*Task objective:* Print each line of the listing once more, precisely as given.

*Rows from a figure dataset:*
--
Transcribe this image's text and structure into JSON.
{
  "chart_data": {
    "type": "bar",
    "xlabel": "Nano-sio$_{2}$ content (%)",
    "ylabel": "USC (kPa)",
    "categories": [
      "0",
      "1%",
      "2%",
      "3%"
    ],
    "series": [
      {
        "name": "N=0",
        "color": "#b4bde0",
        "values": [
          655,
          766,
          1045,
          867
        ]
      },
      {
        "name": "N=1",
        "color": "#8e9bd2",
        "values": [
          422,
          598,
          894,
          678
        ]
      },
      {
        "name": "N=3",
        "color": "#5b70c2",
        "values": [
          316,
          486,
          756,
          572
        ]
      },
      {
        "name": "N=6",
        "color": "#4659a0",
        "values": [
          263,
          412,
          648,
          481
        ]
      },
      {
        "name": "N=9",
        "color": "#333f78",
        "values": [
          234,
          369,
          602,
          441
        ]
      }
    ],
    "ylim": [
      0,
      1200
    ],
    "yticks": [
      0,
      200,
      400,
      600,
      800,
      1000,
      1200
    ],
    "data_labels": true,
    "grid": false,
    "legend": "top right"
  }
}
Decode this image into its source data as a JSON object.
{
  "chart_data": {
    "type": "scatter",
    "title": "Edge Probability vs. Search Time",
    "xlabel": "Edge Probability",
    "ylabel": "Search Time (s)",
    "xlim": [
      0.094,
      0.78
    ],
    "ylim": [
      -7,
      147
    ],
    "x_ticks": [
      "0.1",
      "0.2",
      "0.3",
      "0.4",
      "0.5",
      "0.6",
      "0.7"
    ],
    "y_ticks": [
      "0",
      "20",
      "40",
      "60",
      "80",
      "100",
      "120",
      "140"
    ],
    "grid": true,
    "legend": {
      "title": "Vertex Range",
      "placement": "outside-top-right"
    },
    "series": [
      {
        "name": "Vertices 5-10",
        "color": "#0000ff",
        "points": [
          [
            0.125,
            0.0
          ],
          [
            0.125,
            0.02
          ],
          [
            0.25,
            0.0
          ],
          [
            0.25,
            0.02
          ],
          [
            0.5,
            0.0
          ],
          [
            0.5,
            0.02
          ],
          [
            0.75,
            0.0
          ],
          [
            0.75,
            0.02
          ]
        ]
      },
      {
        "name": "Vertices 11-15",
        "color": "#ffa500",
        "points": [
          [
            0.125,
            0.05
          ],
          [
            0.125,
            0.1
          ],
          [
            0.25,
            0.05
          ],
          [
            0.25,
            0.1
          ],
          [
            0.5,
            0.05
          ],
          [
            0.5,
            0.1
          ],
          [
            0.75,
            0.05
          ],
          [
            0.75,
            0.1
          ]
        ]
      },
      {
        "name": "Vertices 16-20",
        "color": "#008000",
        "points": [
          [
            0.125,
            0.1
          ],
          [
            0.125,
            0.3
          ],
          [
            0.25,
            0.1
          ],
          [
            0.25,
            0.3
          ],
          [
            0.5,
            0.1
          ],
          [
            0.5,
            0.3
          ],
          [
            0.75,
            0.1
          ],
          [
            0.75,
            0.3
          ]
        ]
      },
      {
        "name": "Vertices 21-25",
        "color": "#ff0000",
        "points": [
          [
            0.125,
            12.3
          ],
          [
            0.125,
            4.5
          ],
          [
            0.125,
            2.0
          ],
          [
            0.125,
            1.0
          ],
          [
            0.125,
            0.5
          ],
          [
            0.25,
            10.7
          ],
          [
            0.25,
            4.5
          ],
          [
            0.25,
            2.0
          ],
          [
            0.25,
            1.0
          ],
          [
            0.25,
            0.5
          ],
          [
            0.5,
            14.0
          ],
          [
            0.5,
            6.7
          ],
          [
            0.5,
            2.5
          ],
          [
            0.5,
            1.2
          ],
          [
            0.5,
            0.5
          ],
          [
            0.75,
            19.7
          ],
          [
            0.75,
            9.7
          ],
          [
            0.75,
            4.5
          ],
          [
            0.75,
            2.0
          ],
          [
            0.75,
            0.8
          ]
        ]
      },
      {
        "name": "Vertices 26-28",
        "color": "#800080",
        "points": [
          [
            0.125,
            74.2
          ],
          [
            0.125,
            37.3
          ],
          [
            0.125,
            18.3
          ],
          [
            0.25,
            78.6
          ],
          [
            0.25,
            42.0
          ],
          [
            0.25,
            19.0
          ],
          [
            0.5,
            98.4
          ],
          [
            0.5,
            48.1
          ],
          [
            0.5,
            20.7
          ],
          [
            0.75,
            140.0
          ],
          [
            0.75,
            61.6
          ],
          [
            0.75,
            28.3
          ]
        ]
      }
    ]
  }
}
--
*Exercise response:*
Transcribe this image's text and structure into JSON.
{
  "chart_data": {
    "type": "bar",
    "xlabel": "Nano-sio$_{2}$ content (%)",
    "ylabel": "USC (kPa)",
    "categories": [
      "0",
      "1%",
      "2%",
      "3%"
    ],
    "series": [
      {
        "name": "N=0",
        "color": "#b4bde0",
        "values": [
          655,
          766,
          1045,
          867
        ]
      },
      {
        "name": "N=1",
        "color": "#8e9bd2",
        "values": [
          422,
          598,
          894,
          678
        ]
      },
      {
        "name": "N=3",
        "color": "#5b70c2",
        "values": [
          316,
          486,
          756,
          572
        ]
      },
      {
        "name": "N=6",
        "color": "#4659a0",
        "values": [
          263,
          412,
          648,
          481
        ]
      },
      {
        "name": "N=9",
        "color": "#333f78",
        "values": [
          234,
          369,
          602,
          441
        ]
      }
    ],
    "ylim": [
      0,
      1200
    ],
    "yticks": [
      0,
      200,
      400,
      600,
      800,
      1000,
      1200
    ],
    "data_labels": true,
    "grid": false,
    "legend": "top right"
  }
}
Decode this image into its source data as a JSON object.
{
  "chart_data": {
    "type": "scatter",
    "title": "Edge Probability vs. Search Time",
    "xlabel": "Edge Probability",
    "ylabel": "Search Time (s)",
    "xlim": [
      0.094,
      0.78
    ],
    "ylim": [
      -7,
      147
    ],
    "x_ticks": [
      "0.1",
      "0.2",
      "0.3",
      "0.4",
      "0.5",
      "0.6",
      "0.7"
    ],
    "y_ticks": [
      "0",
      "20",
      "40",
      "60",
      "80",
      "100",
      "120",
      "140"
    ],
    "grid": true,
    "legend": {
      "title": "Vertex Range",
      "placement": "outside-top-right"
    },
    "series": [
      {
        "name": "Vertices 5-10",
        "color": "#0000ff",
        "points": [
          [
            0.125,
            0.0
          ],
          [
            0.125,
            0.02
          ],
          [
            0.25,
            0.0
          ],
          [
            0.25,
            0.02
          ],
          [
            0.5,
            0.0
          ],
          [
            0.5,
            0.02
          ],
          [
            0.75,
            0.0
          ],
          [
            0.75,
            0.02
          ]
        ]
      },
      {
        "name": "Vertices 11-15",
        "color": "#ffa500",
        "points": [
          [
            0.125,
            0.05
          ],
          [
            0.125,
            0.1
          ],
          [
            0.25,
            0.05
          ],
          [
            0.25,
            0.1
          ],
          [
            0.5,
            0.05
          ],
          [
            0.5,
            0.1
          ],
          [
            0.75,
            0.05
          ],
          [
            0.75,
            0.1
          ]
        ]
      },
      {
        "name": "Vertices 16-20",
        "color": "#008000",
        "points": [
          [
            0.125,
            0.1
          ],
          [
            0.125,
            0.3
          ],
          [
            0.25,
            0.1
          ],
          [
            0.25,
            0.3
          ],
          [
            0.5,
            0.1
          ],
          [
            0.5,
            0.3
          ],
          [
            0.75,
            0.1
          ],
          [
            0.75,
            0.3
          ]
        ]
      },
      {
        "name": "Vertices 21-25",
        "color": "#ff0000",
        "points": [
          [
            0.125,
            12.3
          ],
          [
            0.125,
            4.5
          ],
          [
            0.125,
            2.0
          ],
          [
            0.125,
            1.0
          ],
          [
            0.125,
            0.5
          ],
          [
            0.25,
            10.7
          ],
          [
            0.25,
            4.5
          ],
          [
            0.25,
            2.0
          ],
          [
            0.25,
            1.0
          ],
          [
            0.25,
            0.5
          ],
          [
            0.5,
            14.0
          ],
          [
            0.5,
            6.7
          ],
          [
            0.5,
            2.5
          ],
          [
            0.5,
            1.2
          ],
          [
            0.5,
            0.5
          ],
          [
            0.75,
            19.7
          ],
          [
            0.75,
            9.7
          ],
          [
            0.75,
            4.5
          ],
          [
            0.75,
            2.0
          ],
          [
            0.75,
            0.8
          ]
        ]
      },
      {
        "name": "Vertices 26-28",
        "color": "#800080",
        "points": [
          [
            0.125,
            74.2
          ],
          [
            0.125,
            37.3
          ],
          [
            0.125,
            18.3
          ],
          [
            0.25,
            78.6
          ],
          [
            0.25,
            42.0
          ],
          [
            0.25,
            19.0
          ],
          [
            0.5,
            98.4
          ],
          [
            0.5,
            48.1
          ],
          [
            0.5,
            20.7
          ],
          [
            0.75,
            140.0
          ],
          [
            0.75,
            61.6
          ],
          [
            0.75,
            28.3
          ]
        ]
      }
    ]
  }
}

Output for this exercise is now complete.